── GIVEN RECORDS ──
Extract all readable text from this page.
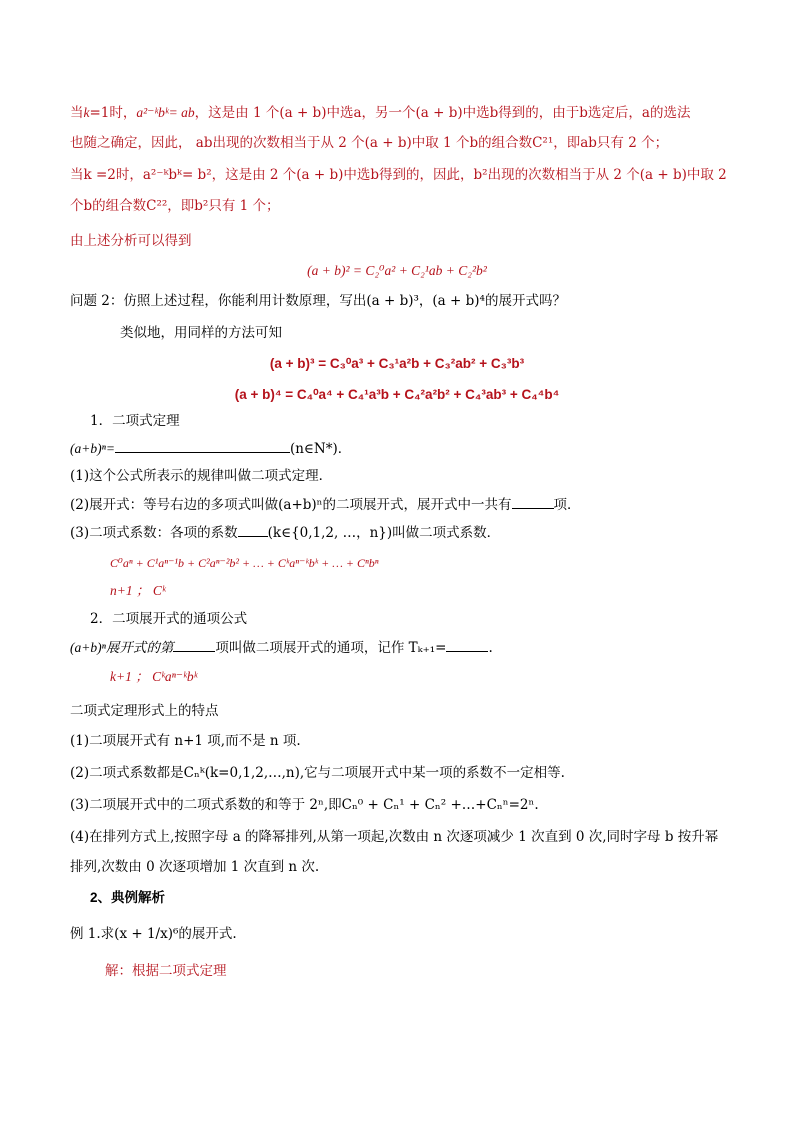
当k=1时，a²⁻ᵏbᵏ= ab，这是由 1 个(a + b)中选a，另一个(a + b)中选b得到的，由于b选定后，a的选法
也随之确定，因此， ab出现的次数相当于从 2 个(a + b)中取 1 个b的组合数C²¹，即ab只有 2 个；
当k =2时，a²⁻ᵏbᵏ= b²，这是由 2 个(a + b)中选b得到的，因此，b²出现的次数相当于从 2 个(a + b)中取 2
个b的组合数C²²，即b²只有 1 个；
由上述分析可以得到
(a + b)² = C₂⁰a² + C₂¹ab + C₂²b²
问题 2：仿照上述过程，你能利用计数原理，写出(a + b)³，(a + b)⁴的展开式吗？
类似地，用同样的方法可知
(a + b)³ = C₃⁰a³ + C₃¹a²b + C₃²ab² + C₃³b³
(a + b)⁴ = C₄⁰a⁴ + C₄¹a³b + C₄²a²b² + C₄³ab³ + C₄⁴b⁴
1．二项式定理
(a+b)ⁿ=	(n∈N*)．
(1)这个公式所表示的规律叫做二项式定理．
(2)展开式：等号右边的多项式叫做(a+b)ⁿ的二项展开式，展开式中一共有	项．
(3)二项式系数：各项的系数 (k∈{0,1,2, …，n})叫做二项式系数．
C⁰aⁿ + C¹aⁿ⁻¹b + C²aⁿ⁻²b² + … + Cᵏaⁿ⁻ᵏbᵏ + … + Cⁿbⁿ
n+1 ； Cᵏ
2．二项展开式的通项公式
(a+b)ⁿ展开式的第	项叫做二项展开式的通项，记作 Tₖ₊₁=	.
k+1 ； Cᵏaⁿ⁻ᵏbᵏ
二项式定理形式上的特点
(1)二项展开式有 n+1 项,而不是 n 项.
(2)二项式系数都是Cₙᵏ(k=0,1,2,…,n),它与二项展开式中某一项的系数不一定相等.
(3)二项展开式中的二项式系数的和等于 2ⁿ,即Cₙ⁰ + Cₙ¹ + Cₙ² +…+Cₙⁿ=2ⁿ.
(4)在排列方式上,按照字母 a 的降幂排列,从第一项起,次数由 n 次逐项减少 1 次直到 0 次,同时字母 b 按升幂
排列,次数由 0 次逐项增加 1 次直到 n 次.
2、典例解析
例 1.求(x + 1/x)⁶的展开式.
解：根据二项式定理
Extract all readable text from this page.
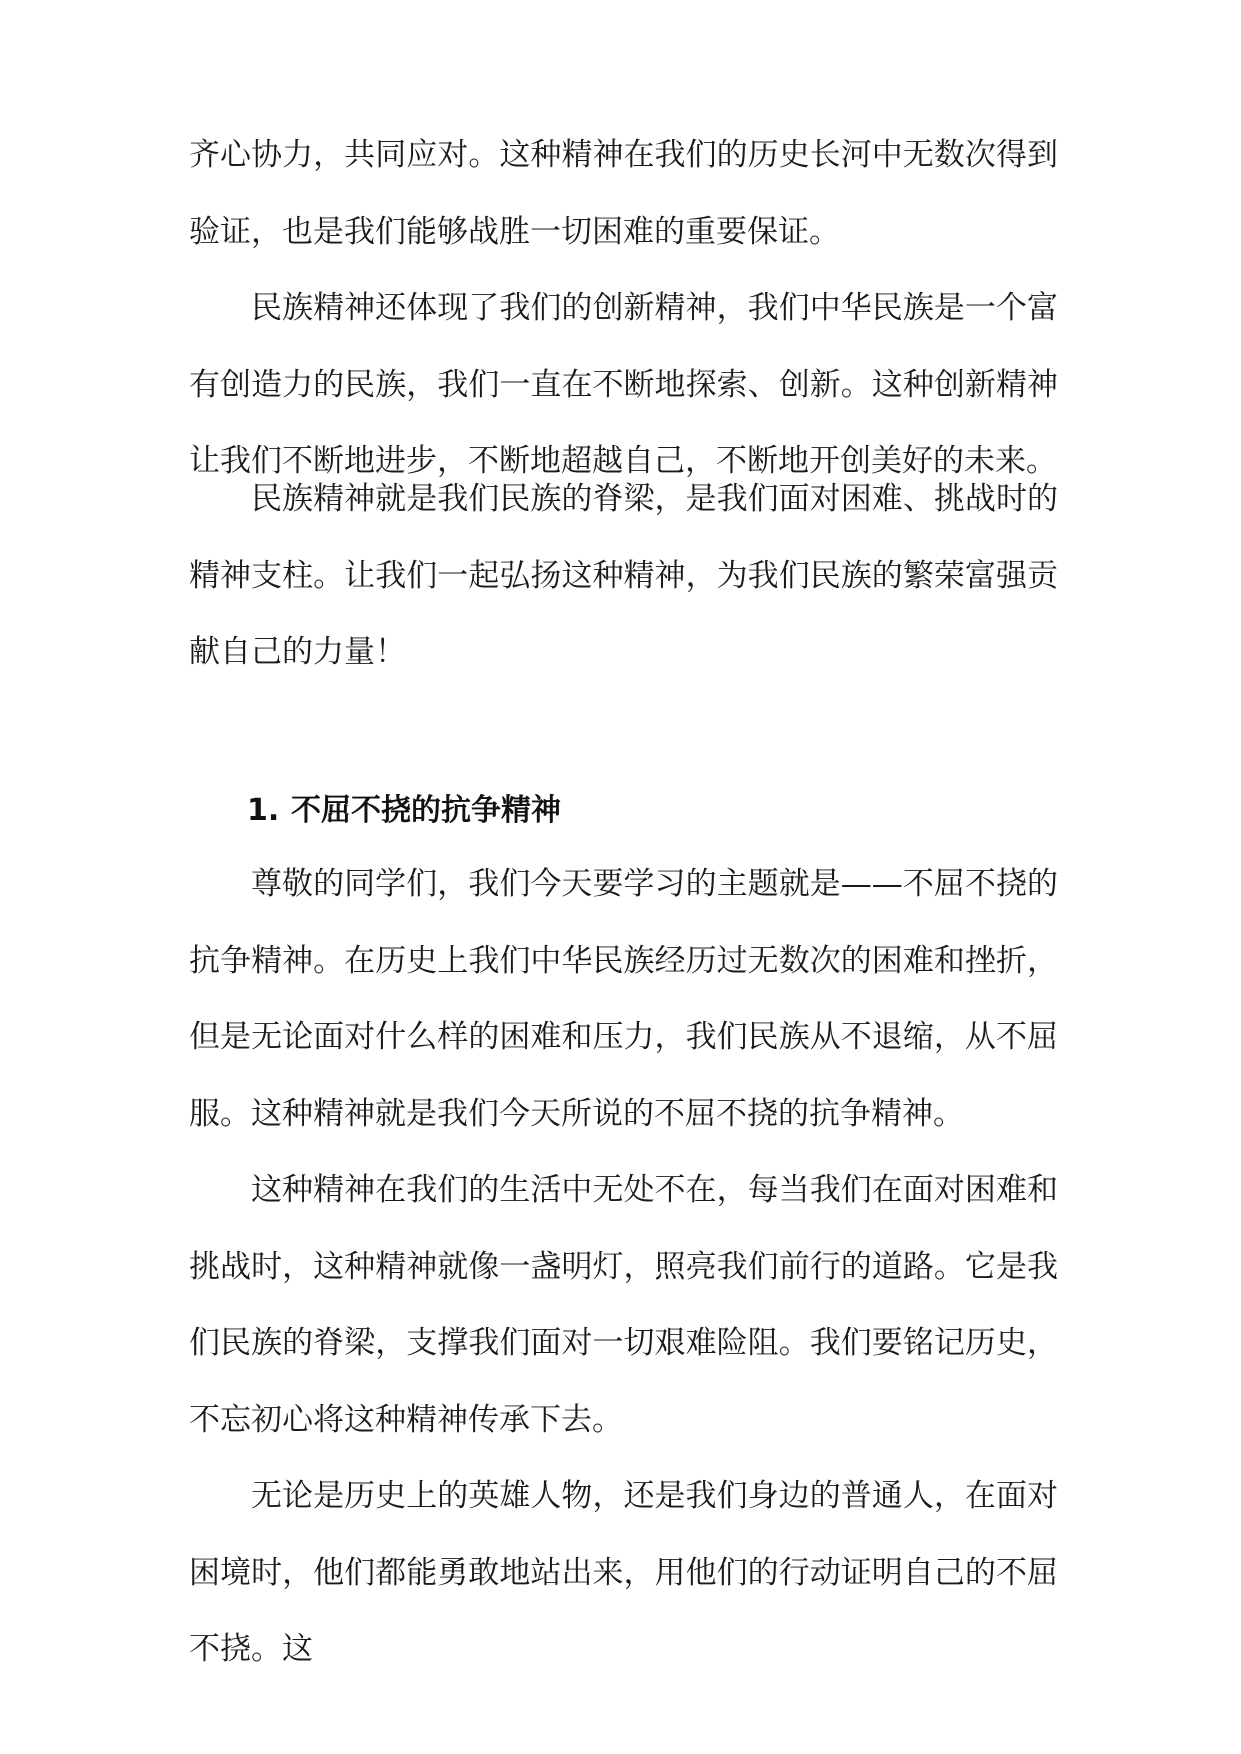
齐心协力，共同应对。这种精神在我们的历史长河中无数次得到验证，也是我们能够战胜一切困难的重要保证。
民族精神还体现了我们的创新精神，我们中华民族是一个富有创造力的民族，我们一直在不断地探索、创新。这种创新精神让我们不断地进步，不断地超越自己，不断地开创美好的未来。
民族精神就是我们民族的脊梁，是我们面对困难、挑战时的精神支柱。让我们一起弘扬这种精神，为我们民族的繁荣富强贡献自己的力量！
1. 不屈不挠的抗争精神
尊敬的同学们，我们今天要学习的主题就是——不屈不挠的抗争精神。在历史上我们中华民族经历过无数次的困难和挫折，但是无论面对什么样的困难和压力，我们民族从不退缩，从不屈服。这种精神就是我们今天所说的不屈不挠的抗争精神。
这种精神在我们的生活中无处不在，每当我们在面对困难和挑战时，这种精神就像一盏明灯，照亮我们前行的道路。它是我们民族的脊梁，支撑我们面对一切艰难险阻。我们要铭记历史，不忘初心将这种精神传承下去。
无论是历史上的英雄人物，还是我们身边的普通人，在面对困境时，他们都能勇敢地站出来，用他们的行动证明自己的不屈不挠。这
───
■ **CHALLENGE**: Without the pictures, print the records in full, exactly as they appear.

■ **SOLUTION**:
Extract all readable text from this page.
当k=1时，a²⁻ᵏbᵏ= ab，这是由 1 个(a + b)中选a，另一个(a + b)中选b得到的，由于b选定后，a的选法
也随之确定，因此， ab出现的次数相当于从 2 个(a + b)中取 1 个b的组合数C²¹，即ab只有 2 个；
当k =2时，a²⁻ᵏbᵏ= b²，这是由 2 个(a + b)中选b得到的，因此，b²出现的次数相当于从 2 个(a + b)中取 2
个b的组合数C²²，即b²只有 1 个；
由上述分析可以得到
(a + b)² = C₂⁰a² + C₂¹ab + C₂²b²
问题 2：仿照上述过程，你能利用计数原理，写出(a + b)³，(a + b)⁴的展开式吗？
类似地，用同样的方法可知
(a + b)³ = C₃⁰a³ + C₃¹a²b + C₃²ab² + C₃³b³
(a + b)⁴ = C₄⁰a⁴ + C₄¹a³b + C₄²a²b² + C₄³ab³ + C₄⁴b⁴
1．二项式定理
(a+b)ⁿ=	(n∈N*)．
(1)这个公式所表示的规律叫做二项式定理．
(2)展开式：等号右边的多项式叫做(a+b)ⁿ的二项展开式，展开式中一共有	项．
(3)二项式系数：各项的系数 (k∈{0,1,2, …，n})叫做二项式系数．
C⁰aⁿ + C¹aⁿ⁻¹b + C²aⁿ⁻²b² + … + Cᵏaⁿ⁻ᵏbᵏ + … + Cⁿbⁿ
n+1 ； Cᵏ
2．二项展开式的通项公式
(a+b)ⁿ展开式的第	项叫做二项展开式的通项，记作 Tₖ₊₁=	.
k+1 ； Cᵏaⁿ⁻ᵏbᵏ
二项式定理形式上的特点
(1)二项展开式有 n+1 项,而不是 n 项.
(2)二项式系数都是Cₙᵏ(k=0,1,2,…,n),它与二项展开式中某一项的系数不一定相等.
(3)二项展开式中的二项式系数的和等于 2ⁿ,即Cₙ⁰ + Cₙ¹ + Cₙ² +…+Cₙⁿ=2ⁿ.
(4)在排列方式上,按照字母 a 的降幂排列,从第一项起,次数由 n 次逐项减少 1 次直到 0 次,同时字母 b 按升幂
排列,次数由 0 次逐项增加 1 次直到 n 次.
2、典例解析
例 1.求(x + 1/x)⁶的展开式.
解：根据二项式定理
Extract all readable text from this page.
齐心协力，共同应对。这种精神在我们的历史长河中无数次得到验证，也是我们能够战胜一切困难的重要保证。
民族精神还体现了我们的创新精神，我们中华民族是一个富有创造力的民族，我们一直在不断地探索、创新。这种创新精神让我们不断地进步，不断地超越自己，不断地开创美好的未来。
民族精神就是我们民族的脊梁，是我们面对困难、挑战时的精神支柱。让我们一起弘扬这种精神，为我们民族的繁荣富强贡献自己的力量！
1. 不屈不挠的抗争精神
尊敬的同学们，我们今天要学习的主题就是——不屈不挠的抗争精神。在历史上我们中华民族经历过无数次的困难和挫折，但是无论面对什么样的困难和压力，我们民族从不退缩，从不屈服。这种精神就是我们今天所说的不屈不挠的抗争精神。
这种精神在我们的生活中无处不在，每当我们在面对困难和挑战时，这种精神就像一盏明灯，照亮我们前行的道路。它是我们民族的脊梁，支撑我们面对一切艰难险阻。我们要铭记历史，不忘初心将这种精神传承下去。
无论是历史上的英雄人物，还是我们身边的普通人，在面对困境时，他们都能勇敢地站出来，用他们的行动证明自己的不屈不挠。这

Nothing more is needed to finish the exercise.